(Written exercise) Beneath this task is a listing; retype all of it exactly.

═════ Extracted entries ═════

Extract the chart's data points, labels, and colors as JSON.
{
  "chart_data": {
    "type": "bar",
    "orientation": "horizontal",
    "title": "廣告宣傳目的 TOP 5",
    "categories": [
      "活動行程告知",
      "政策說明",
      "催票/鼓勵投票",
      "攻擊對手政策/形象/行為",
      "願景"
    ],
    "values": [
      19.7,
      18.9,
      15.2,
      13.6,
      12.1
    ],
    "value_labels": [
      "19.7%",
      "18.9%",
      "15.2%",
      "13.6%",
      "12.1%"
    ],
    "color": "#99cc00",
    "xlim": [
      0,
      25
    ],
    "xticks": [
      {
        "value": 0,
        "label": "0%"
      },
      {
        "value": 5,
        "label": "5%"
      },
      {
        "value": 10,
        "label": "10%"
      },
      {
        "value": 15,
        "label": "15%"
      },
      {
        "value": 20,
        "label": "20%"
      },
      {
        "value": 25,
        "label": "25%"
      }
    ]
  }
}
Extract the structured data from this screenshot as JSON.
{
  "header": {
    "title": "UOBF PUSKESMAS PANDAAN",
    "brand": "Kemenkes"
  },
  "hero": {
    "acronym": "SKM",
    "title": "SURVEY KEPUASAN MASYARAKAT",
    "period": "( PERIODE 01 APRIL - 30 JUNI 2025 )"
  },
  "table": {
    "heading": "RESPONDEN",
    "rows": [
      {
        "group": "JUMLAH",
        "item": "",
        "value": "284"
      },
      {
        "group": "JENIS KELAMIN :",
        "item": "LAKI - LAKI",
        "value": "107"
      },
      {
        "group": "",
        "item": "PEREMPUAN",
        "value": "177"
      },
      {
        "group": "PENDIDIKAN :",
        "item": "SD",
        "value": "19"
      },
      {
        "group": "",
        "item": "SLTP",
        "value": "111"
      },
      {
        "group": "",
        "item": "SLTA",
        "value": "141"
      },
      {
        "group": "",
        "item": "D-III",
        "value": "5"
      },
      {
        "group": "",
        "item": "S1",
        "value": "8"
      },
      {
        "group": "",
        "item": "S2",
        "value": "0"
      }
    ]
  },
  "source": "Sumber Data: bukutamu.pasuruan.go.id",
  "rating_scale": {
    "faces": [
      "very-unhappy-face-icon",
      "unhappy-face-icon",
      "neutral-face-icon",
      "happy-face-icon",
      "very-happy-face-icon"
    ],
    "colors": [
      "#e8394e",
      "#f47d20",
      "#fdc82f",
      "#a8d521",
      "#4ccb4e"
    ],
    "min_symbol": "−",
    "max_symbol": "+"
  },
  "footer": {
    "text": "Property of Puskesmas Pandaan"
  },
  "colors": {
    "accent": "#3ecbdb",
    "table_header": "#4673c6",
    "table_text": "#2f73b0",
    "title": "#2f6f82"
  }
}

═════

(The completed task)
Extract the chart's data points, labels, and colors as JSON.
{
  "chart_data": {
    "type": "bar",
    "orientation": "horizontal",
    "title": "廣告宣傳目的 TOP 5",
    "categories": [
      "活動行程告知",
      "政策說明",
      "催票/鼓勵投票",
      "攻擊對手政策/形象/行為",
      "願景"
    ],
    "values": [
      19.7,
      18.9,
      15.2,
      13.6,
      12.1
    ],
    "value_labels": [
      "19.7%",
      "18.9%",
      "15.2%",
      "13.6%",
      "12.1%"
    ],
    "color": "#99cc00",
    "xlim": [
      0,
      25
    ],
    "xticks": [
      {
        "value": 0,
        "label": "0%"
      },
      {
        "value": 5,
        "label": "5%"
      },
      {
        "value": 10,
        "label": "10%"
      },
      {
        "value": 15,
        "label": "15%"
      },
      {
        "value": 20,
        "label": "20%"
      },
      {
        "value": 25,
        "label": "25%"
      }
    ]
  }
}
Extract the structured data from this screenshot as JSON.
{
  "header": {
    "title": "UOBF PUSKESMAS PANDAAN",
    "brand": "Kemenkes"
  },
  "hero": {
    "acronym": "SKM",
    "title": "SURVEY KEPUASAN MASYARAKAT",
    "period": "( PERIODE 01 APRIL - 30 JUNI 2025 )"
  },
  "table": {
    "heading": "RESPONDEN",
    "rows": [
      {
        "group": "JUMLAH",
        "item": "",
        "value": "284"
      },
      {
        "group": "JENIS KELAMIN :",
        "item": "LAKI - LAKI",
        "value": "107"
      },
      {
        "group": "",
        "item": "PEREMPUAN",
        "value": "177"
      },
      {
        "group": "PENDIDIKAN :",
        "item": "SD",
        "value": "19"
      },
      {
        "group": "",
        "item": "SLTP",
        "value": "111"
      },
      {
        "group": "",
        "item": "SLTA",
        "value": "141"
      },
      {
        "group": "",
        "item": "D-III",
        "value": "5"
      },
      {
        "group": "",
        "item": "S1",
        "value": "8"
      },
      {
        "group": "",
        "item": "S2",
        "value": "0"
      }
    ]
  },
  "source": "Sumber Data: bukutamu.pasuruan.go.id",
  "rating_scale": {
    "faces": [
      "very-unhappy-face-icon",
      "unhappy-face-icon",
      "neutral-face-icon",
      "happy-face-icon",
      "very-happy-face-icon"
    ],
    "colors": [
      "#e8394e",
      "#f47d20",
      "#fdc82f",
      "#a8d521",
      "#4ccb4e"
    ],
    "min_symbol": "−",
    "max_symbol": "+"
  },
  "footer": {
    "text": "Property of Puskesmas Pandaan"
  },
  "colors": {
    "accent": "#3ecbdb",
    "table_header": "#4673c6",
    "table_text": "#2f73b0",
    "title": "#2f6f82"
  }
}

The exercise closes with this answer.